======== Input material ========
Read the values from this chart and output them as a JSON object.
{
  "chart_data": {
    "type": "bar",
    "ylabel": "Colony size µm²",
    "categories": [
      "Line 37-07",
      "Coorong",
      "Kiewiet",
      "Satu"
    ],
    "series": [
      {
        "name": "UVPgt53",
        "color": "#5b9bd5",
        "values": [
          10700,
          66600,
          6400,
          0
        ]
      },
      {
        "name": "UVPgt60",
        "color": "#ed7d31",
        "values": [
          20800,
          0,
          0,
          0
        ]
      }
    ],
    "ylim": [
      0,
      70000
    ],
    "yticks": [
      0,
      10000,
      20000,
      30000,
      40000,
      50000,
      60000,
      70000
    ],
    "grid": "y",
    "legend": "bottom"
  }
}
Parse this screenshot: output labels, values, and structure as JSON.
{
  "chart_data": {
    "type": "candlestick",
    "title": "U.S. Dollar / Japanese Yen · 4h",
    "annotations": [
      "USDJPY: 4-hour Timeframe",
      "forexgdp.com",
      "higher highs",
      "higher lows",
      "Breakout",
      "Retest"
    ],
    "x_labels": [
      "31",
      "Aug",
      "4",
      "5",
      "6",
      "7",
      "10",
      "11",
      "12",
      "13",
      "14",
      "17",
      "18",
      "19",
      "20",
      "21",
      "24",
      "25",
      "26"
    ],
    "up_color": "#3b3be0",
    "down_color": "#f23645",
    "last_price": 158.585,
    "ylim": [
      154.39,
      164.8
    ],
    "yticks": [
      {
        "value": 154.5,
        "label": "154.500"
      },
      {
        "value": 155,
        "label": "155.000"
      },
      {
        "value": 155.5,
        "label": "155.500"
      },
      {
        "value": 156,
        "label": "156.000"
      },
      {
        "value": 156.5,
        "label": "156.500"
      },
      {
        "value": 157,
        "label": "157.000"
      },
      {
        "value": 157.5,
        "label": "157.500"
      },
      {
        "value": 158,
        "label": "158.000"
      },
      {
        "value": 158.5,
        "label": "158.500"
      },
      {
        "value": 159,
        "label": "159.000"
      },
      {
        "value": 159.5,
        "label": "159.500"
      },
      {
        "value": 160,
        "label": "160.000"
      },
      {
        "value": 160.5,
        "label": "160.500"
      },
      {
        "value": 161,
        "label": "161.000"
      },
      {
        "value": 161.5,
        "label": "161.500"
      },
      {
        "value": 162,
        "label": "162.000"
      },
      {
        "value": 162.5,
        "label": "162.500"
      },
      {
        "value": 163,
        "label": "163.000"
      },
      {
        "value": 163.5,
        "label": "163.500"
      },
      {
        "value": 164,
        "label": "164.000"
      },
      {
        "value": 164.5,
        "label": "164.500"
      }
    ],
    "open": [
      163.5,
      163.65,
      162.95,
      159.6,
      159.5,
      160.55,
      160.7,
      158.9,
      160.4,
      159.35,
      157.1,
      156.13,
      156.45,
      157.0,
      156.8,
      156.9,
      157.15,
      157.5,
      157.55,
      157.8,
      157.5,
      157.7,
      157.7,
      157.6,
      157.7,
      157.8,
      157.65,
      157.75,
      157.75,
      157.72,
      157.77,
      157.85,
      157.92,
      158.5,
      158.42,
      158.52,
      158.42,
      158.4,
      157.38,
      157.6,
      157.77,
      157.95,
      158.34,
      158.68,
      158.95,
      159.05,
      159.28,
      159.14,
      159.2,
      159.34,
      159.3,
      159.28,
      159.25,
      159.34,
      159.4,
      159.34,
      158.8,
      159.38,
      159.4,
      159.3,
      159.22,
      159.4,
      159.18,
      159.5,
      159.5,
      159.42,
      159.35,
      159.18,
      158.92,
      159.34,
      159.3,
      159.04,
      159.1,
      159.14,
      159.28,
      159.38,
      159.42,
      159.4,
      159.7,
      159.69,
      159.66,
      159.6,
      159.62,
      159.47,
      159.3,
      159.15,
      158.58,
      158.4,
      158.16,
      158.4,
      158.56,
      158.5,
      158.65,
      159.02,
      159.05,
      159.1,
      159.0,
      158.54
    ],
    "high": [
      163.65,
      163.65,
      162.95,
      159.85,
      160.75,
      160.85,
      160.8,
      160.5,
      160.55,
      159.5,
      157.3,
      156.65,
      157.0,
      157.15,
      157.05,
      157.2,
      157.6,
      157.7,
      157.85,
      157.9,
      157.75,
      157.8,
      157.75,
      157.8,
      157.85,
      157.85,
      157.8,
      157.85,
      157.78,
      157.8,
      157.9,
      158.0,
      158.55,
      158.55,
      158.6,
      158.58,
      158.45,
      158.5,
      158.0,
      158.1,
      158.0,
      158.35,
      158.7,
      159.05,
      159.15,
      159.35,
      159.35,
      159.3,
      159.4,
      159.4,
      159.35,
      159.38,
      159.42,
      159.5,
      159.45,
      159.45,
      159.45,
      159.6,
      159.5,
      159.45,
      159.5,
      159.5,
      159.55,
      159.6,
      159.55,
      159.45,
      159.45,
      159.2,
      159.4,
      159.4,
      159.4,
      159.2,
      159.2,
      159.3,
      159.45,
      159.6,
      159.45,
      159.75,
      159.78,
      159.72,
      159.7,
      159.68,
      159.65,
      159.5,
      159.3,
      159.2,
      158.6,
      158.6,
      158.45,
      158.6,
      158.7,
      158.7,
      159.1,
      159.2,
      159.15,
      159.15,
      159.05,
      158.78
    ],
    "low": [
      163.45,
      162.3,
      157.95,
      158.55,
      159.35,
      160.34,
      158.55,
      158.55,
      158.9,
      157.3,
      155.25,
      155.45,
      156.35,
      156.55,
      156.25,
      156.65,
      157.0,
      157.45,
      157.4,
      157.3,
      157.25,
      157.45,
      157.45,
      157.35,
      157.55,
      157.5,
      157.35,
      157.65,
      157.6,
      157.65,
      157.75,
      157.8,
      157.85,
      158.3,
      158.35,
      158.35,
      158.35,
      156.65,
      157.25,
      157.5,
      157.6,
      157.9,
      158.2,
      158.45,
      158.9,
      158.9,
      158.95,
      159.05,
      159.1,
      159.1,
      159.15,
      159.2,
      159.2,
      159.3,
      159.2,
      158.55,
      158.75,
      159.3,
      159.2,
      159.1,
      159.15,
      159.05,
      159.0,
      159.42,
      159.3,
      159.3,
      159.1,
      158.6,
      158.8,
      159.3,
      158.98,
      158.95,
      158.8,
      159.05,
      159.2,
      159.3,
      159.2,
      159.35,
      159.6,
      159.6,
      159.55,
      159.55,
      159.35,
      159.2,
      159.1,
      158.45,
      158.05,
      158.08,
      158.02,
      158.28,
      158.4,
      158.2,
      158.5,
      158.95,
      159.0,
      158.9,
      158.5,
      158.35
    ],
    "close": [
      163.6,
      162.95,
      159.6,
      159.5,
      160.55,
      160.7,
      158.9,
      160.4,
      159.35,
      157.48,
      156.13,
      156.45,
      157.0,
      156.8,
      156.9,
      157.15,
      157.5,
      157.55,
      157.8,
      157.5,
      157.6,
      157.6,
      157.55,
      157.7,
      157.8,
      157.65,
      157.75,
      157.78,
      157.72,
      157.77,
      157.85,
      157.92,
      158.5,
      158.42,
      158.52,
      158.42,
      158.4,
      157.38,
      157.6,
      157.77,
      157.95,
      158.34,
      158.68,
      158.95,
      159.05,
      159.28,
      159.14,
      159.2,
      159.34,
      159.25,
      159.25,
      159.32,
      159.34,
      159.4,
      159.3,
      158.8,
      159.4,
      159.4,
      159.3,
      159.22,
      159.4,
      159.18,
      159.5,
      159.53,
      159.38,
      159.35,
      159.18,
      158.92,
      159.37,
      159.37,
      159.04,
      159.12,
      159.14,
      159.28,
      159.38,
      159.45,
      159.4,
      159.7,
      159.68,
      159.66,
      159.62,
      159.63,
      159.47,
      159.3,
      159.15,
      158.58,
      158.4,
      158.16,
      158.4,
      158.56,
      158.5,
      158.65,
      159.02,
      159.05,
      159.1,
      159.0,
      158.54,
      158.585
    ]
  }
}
========
State the count of lines holding the string "values" in the listing above, and nothing else.

Result for this exercise: 4